_WHAT IS NEEDED_
Here are some records. Copy each one exactly.
** Begin SUPPLIED RECORDS **
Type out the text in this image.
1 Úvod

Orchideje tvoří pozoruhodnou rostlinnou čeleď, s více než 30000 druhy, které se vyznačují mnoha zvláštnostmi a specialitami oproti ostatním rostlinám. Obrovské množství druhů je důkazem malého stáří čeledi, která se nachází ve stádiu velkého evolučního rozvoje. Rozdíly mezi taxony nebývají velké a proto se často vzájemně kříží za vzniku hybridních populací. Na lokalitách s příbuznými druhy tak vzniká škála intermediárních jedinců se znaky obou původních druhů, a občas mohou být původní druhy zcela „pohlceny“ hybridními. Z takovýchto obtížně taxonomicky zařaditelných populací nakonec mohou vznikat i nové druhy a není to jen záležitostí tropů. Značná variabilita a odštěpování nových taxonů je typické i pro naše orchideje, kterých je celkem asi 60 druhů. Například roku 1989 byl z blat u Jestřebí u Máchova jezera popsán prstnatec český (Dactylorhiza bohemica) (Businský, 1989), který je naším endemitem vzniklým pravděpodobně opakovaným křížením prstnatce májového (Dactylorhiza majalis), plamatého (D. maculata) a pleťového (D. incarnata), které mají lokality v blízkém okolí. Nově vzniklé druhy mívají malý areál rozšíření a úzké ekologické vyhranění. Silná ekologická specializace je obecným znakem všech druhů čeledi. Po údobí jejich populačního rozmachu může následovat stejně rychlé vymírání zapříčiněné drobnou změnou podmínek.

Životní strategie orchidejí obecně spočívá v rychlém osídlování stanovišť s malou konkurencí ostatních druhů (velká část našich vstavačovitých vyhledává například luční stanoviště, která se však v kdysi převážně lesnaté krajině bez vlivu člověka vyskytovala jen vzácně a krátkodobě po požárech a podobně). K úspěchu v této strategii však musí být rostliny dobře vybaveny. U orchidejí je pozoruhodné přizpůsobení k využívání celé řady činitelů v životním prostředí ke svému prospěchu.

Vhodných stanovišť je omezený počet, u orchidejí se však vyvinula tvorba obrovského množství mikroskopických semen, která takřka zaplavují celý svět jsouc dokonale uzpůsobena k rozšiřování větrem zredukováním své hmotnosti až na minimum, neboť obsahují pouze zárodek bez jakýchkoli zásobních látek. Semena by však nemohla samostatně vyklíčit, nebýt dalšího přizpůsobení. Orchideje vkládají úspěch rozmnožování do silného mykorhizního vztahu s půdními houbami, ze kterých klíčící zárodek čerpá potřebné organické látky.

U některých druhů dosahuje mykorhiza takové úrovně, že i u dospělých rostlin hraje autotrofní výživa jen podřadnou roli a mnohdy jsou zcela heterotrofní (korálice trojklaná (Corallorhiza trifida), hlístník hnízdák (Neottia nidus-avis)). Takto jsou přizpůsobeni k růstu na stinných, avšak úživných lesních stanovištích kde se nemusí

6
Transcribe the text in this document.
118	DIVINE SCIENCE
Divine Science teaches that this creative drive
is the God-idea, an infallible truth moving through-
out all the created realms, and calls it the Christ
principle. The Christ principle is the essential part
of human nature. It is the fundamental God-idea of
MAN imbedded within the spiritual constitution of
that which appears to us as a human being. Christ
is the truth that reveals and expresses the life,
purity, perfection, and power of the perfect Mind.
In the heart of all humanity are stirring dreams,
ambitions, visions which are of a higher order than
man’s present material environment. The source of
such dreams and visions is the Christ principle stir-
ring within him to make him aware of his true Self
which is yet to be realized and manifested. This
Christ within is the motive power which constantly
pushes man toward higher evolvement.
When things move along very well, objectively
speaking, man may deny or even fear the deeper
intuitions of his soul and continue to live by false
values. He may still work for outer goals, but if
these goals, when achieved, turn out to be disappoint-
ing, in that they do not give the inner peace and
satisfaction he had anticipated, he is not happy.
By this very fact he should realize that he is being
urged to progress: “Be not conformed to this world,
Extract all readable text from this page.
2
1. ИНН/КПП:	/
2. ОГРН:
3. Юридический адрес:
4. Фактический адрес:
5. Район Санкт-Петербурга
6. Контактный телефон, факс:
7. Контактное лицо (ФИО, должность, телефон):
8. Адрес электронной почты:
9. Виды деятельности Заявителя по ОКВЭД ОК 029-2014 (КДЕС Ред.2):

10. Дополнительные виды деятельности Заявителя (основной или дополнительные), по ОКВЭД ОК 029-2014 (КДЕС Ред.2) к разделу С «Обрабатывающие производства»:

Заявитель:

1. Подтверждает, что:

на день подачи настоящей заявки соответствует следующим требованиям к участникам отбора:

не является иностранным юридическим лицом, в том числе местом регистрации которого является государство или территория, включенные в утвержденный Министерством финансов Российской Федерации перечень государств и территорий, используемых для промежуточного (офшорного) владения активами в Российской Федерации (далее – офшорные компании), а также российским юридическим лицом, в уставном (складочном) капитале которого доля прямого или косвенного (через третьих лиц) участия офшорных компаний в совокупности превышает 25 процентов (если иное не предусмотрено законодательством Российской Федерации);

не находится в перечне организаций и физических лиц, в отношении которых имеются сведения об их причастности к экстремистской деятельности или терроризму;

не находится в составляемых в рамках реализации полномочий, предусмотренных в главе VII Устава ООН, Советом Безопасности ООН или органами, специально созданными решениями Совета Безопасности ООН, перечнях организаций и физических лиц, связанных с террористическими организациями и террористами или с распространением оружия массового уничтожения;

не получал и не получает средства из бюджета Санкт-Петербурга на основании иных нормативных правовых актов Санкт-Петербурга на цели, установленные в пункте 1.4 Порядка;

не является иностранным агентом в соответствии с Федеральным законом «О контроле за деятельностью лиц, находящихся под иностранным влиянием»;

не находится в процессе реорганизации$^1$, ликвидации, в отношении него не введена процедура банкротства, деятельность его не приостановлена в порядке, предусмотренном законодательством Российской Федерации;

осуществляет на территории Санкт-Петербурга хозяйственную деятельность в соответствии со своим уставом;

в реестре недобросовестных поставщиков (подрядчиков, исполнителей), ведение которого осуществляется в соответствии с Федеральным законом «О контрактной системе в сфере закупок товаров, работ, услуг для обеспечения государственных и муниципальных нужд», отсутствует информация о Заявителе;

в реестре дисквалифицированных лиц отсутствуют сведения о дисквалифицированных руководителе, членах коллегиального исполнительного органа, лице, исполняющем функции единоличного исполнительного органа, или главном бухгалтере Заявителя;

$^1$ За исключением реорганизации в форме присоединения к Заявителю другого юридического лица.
** End SUPPLIED RECORDS **
_PROBLEM SOLUTION_
Type out the text in this image.
1 Úvod

Orchideje tvoří pozoruhodnou rostlinnou čeleď, s více než 30000 druhy, které se vyznačují mnoha zvláštnostmi a specialitami oproti ostatním rostlinám. Obrovské množství druhů je důkazem malého stáří čeledi, která se nachází ve stádiu velkého evolučního rozvoje. Rozdíly mezi taxony nebývají velké a proto se často vzájemně kříží za vzniku hybridních populací. Na lokalitách s příbuznými druhy tak vzniká škála intermediárních jedinců se znaky obou původních druhů, a občas mohou být původní druhy zcela „pohlceny“ hybridními. Z takovýchto obtížně taxonomicky zařaditelných populací nakonec mohou vznikat i nové druhy a není to jen záležitostí tropů. Značná variabilita a odštěpování nových taxonů je typické i pro naše orchideje, kterých je celkem asi 60 druhů. Například roku 1989 byl z blat u Jestřebí u Máchova jezera popsán prstnatec český (Dactylorhiza bohemica) (Businský, 1989), který je naším endemitem vzniklým pravděpodobně opakovaným křížením prstnatce májového (Dactylorhiza majalis), plamatého (D. maculata) a pleťového (D. incarnata), které mají lokality v blízkém okolí. Nově vzniklé druhy mívají malý areál rozšíření a úzké ekologické vyhranění. Silná ekologická specializace je obecným znakem všech druhů čeledi. Po údobí jejich populačního rozmachu může následovat stejně rychlé vymírání zapříčiněné drobnou změnou podmínek.

Životní strategie orchidejí obecně spočívá v rychlém osídlování stanovišť s malou konkurencí ostatních druhů (velká část našich vstavačovitých vyhledává například luční stanoviště, která se však v kdysi převážně lesnaté krajině bez vlivu člověka vyskytovala jen vzácně a krátkodobě po požárech a podobně). K úspěchu v této strategii však musí být rostliny dobře vybaveny. U orchidejí je pozoruhodné přizpůsobení k využívání celé řady činitelů v životním prostředí ke svému prospěchu.

Vhodných stanovišť je omezený počet, u orchidejí se však vyvinula tvorba obrovského množství mikroskopických semen, která takřka zaplavují celý svět jsouc dokonale uzpůsobena k rozšiřování větrem zredukováním své hmotnosti až na minimum, neboť obsahují pouze zárodek bez jakýchkoli zásobních látek. Semena by však nemohla samostatně vyklíčit, nebýt dalšího přizpůsobení. Orchideje vkládají úspěch rozmnožování do silného mykorhizního vztahu s půdními houbami, ze kterých klíčící zárodek čerpá potřebné organické látky.

U některých druhů dosahuje mykorhiza takové úrovně, že i u dospělých rostlin hraje autotrofní výživa jen podřadnou roli a mnohdy jsou zcela heterotrofní (korálice trojklaná (Corallorhiza trifida), hlístník hnízdák (Neottia nidus-avis)). Takto jsou přizpůsobeni k růstu na stinných, avšak úživných lesních stanovištích kde se nemusí

6
Transcribe the text in this document.
118	DIVINE SCIENCE
Divine Science teaches that this creative drive
is the God-idea, an infallible truth moving through-
out all the created realms, and calls it the Christ
principle. The Christ principle is the essential part
of human nature. It is the fundamental God-idea of
MAN imbedded within the spiritual constitution of
that which appears to us as a human being. Christ
is the truth that reveals and expresses the life,
purity, perfection, and power of the perfect Mind.
In the heart of all humanity are stirring dreams,
ambitions, visions which are of a higher order than
man’s present material environment. The source of
such dreams and visions is the Christ principle stir-
ring within him to make him aware of his true Self
which is yet to be realized and manifested. This
Christ within is the motive power which constantly
pushes man toward higher evolvement.
When things move along very well, objectively
speaking, man may deny or even fear the deeper
intuitions of his soul and continue to live by false
values. He may still work for outer goals, but if
these goals, when achieved, turn out to be disappoint-
ing, in that they do not give the inner peace and
satisfaction he had anticipated, he is not happy.
By this very fact he should realize that he is being
urged to progress: “Be not conformed to this world,
Extract all readable text from this page.
2
1. ИНН/КПП:	/
2. ОГРН:
3. Юридический адрес:
4. Фактический адрес:
5. Район Санкт-Петербурга
6. Контактный телефон, факс:
7. Контактное лицо (ФИО, должность, телефон):
8. Адрес электронной почты:
9. Виды деятельности Заявителя по ОКВЭД ОК 029-2014 (КДЕС Ред.2):

10. Дополнительные виды деятельности Заявителя (основной или дополнительные), по ОКВЭД ОК 029-2014 (КДЕС Ред.2) к разделу С «Обрабатывающие производства»:

Заявитель:

1. Подтверждает, что:

на день подачи настоящей заявки соответствует следующим требованиям к участникам отбора:

не является иностранным юридическим лицом, в том числе местом регистрации которого является государство или территория, включенные в утвержденный Министерством финансов Российской Федерации перечень государств и территорий, используемых для промежуточного (офшорного) владения активами в Российской Федерации (далее – офшорные компании), а также российским юридическим лицом, в уставном (складочном) капитале которого доля прямого или косвенного (через третьих лиц) участия офшорных компаний в совокупности превышает 25 процентов (если иное не предусмотрено законодательством Российской Федерации);

не находится в перечне организаций и физических лиц, в отношении которых имеются сведения об их причастности к экстремистской деятельности или терроризму;

не находится в составляемых в рамках реализации полномочий, предусмотренных в главе VII Устава ООН, Советом Безопасности ООН или органами, специально созданными решениями Совета Безопасности ООН, перечнях организаций и физических лиц, связанных с террористическими организациями и террористами или с распространением оружия массового уничтожения;

не получал и не получает средства из бюджета Санкт-Петербурга на основании иных нормативных правовых актов Санкт-Петербурга на цели, установленные в пункте 1.4 Порядка;

не является иностранным агентом в соответствии с Федеральным законом «О контроле за деятельностью лиц, находящихся под иностранным влиянием»;

не находится в процессе реорганизации$^1$, ликвидации, в отношении него не введена процедура банкротства, деятельность его не приостановлена в порядке, предусмотренном законодательством Российской Федерации;

осуществляет на территории Санкт-Петербурга хозяйственную деятельность в соответствии со своим уставом;

в реестре недобросовестных поставщиков (подрядчиков, исполнителей), ведение которого осуществляется в соответствии с Федеральным законом «О контрактной системе в сфере закупок товаров, работ, услуг для обеспечения государственных и муниципальных нужд», отсутствует информация о Заявителе;

в реестре дисквалифицированных лиц отсутствуют сведения о дисквалифицированных руководителе, членах коллегиального исполнительного органа, лице, исполняющем функции единоличного исполнительного органа, или главном бухгалтере Заявителя;

$^1$ За исключением реорганизации в форме присоединения к Заявителю другого юридического лица.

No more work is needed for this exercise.